Given instruction: Search the records for "Date" and copy each line that holds it.

[BEGIN Data rows]

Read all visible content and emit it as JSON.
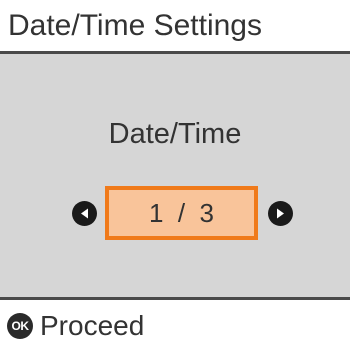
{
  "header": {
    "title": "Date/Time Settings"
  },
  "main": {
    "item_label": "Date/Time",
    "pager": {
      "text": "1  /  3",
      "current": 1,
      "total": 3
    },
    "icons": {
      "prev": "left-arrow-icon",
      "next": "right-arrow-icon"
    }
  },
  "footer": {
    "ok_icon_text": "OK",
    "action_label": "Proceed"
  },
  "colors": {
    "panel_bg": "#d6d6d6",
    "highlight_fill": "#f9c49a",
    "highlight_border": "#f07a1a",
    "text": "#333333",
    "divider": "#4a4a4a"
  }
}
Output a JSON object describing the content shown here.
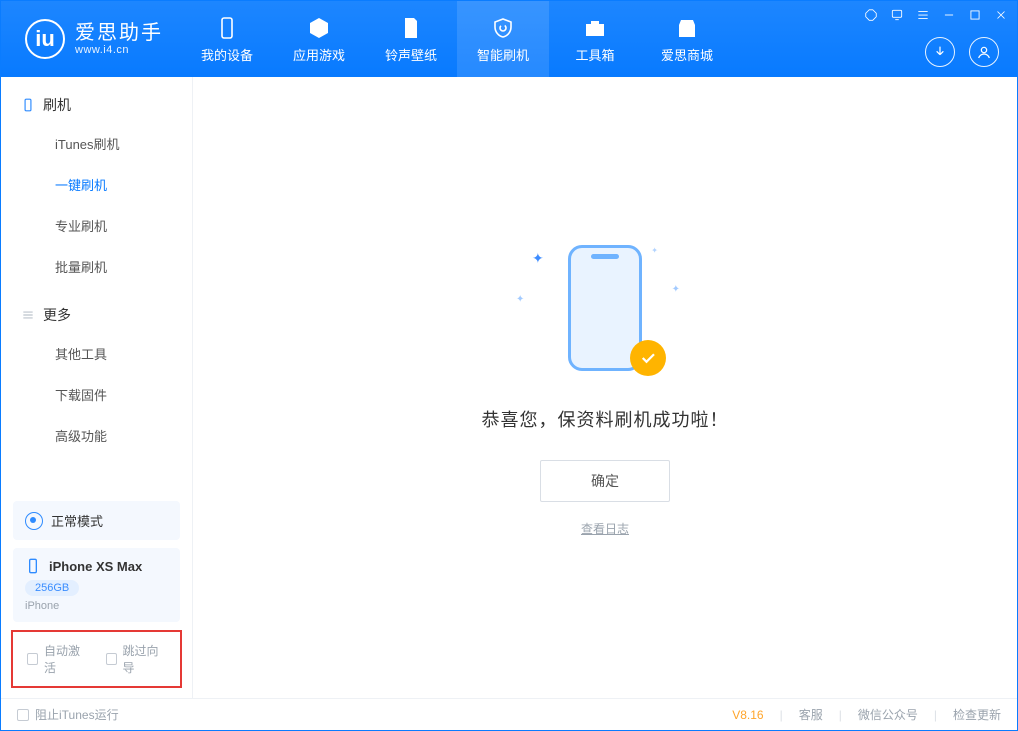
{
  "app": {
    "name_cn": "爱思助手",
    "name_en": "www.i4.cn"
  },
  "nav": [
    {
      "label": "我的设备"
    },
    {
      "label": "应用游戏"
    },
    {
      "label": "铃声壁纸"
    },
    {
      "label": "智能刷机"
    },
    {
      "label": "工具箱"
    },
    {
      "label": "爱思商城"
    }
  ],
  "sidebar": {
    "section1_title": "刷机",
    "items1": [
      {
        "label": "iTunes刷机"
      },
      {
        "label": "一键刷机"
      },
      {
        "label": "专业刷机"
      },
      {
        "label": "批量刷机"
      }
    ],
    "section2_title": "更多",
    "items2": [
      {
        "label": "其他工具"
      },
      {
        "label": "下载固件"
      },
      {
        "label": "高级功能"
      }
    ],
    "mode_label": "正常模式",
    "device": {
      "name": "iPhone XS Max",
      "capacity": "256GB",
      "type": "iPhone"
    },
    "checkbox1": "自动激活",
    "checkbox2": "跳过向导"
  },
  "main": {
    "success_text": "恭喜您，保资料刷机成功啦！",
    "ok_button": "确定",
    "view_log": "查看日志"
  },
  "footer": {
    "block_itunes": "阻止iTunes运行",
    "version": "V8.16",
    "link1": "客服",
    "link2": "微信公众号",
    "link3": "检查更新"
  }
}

[END Data rows]
[BEGIN Data rows]

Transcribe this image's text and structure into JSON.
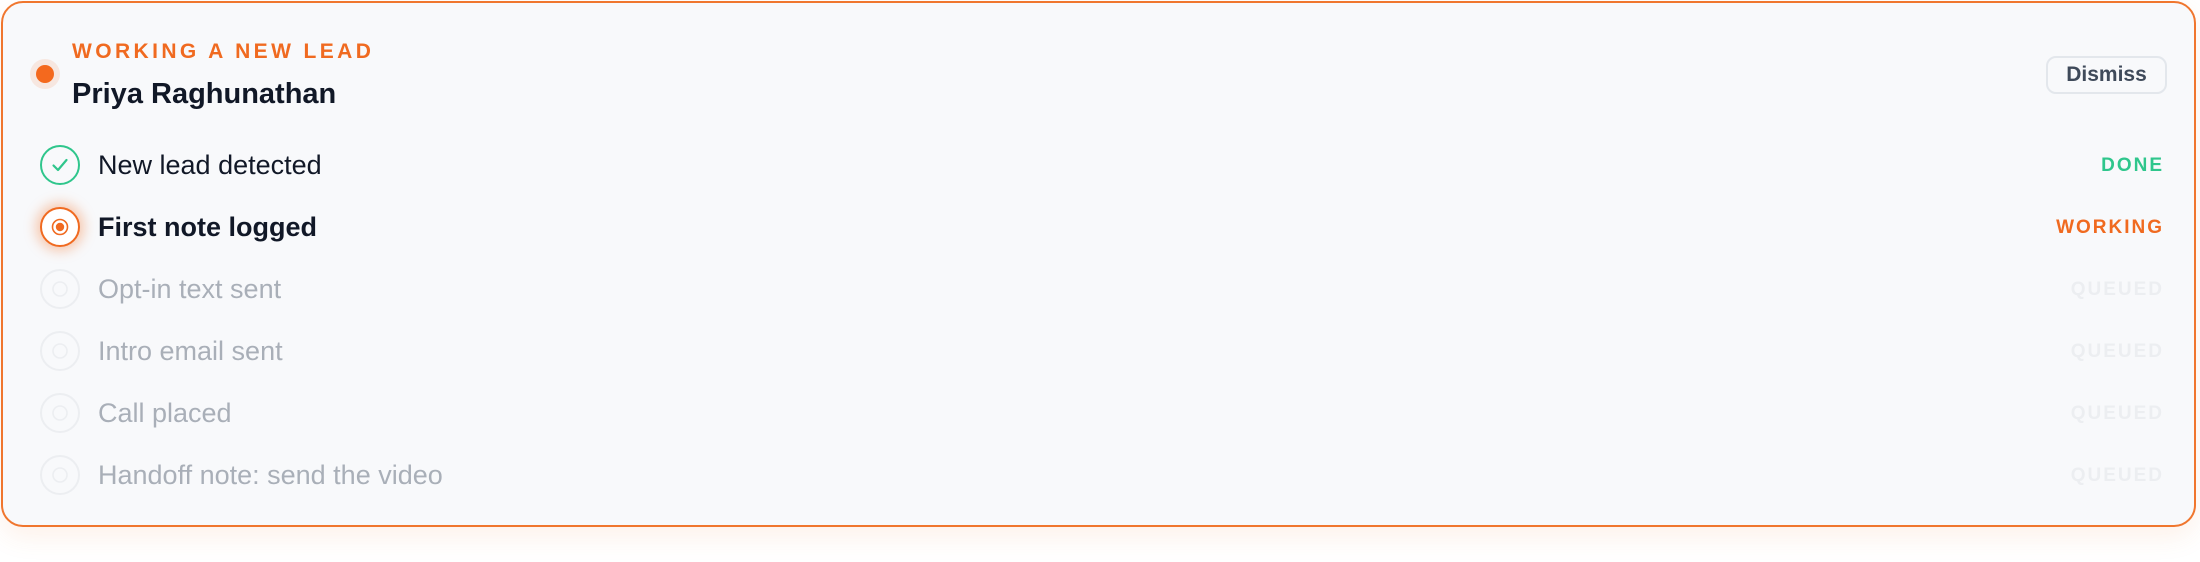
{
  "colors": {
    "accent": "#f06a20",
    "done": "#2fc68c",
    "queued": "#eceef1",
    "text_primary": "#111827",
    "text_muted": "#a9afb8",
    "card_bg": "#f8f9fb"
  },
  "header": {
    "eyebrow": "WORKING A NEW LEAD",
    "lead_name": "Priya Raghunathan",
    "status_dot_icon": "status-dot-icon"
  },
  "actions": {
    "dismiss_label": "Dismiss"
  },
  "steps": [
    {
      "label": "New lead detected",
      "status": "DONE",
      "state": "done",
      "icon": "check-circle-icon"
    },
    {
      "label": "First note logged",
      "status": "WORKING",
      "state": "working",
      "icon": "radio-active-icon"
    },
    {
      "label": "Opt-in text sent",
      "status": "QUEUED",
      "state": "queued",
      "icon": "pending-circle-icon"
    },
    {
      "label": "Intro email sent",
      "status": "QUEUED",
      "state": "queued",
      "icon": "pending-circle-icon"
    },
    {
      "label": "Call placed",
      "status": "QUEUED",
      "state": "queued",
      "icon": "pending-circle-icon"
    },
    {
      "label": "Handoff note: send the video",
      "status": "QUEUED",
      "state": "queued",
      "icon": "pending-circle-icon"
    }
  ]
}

[END Data rows]

The completed task:
    "title": "Date/Time Settings"
    "item_label": "Date/Time",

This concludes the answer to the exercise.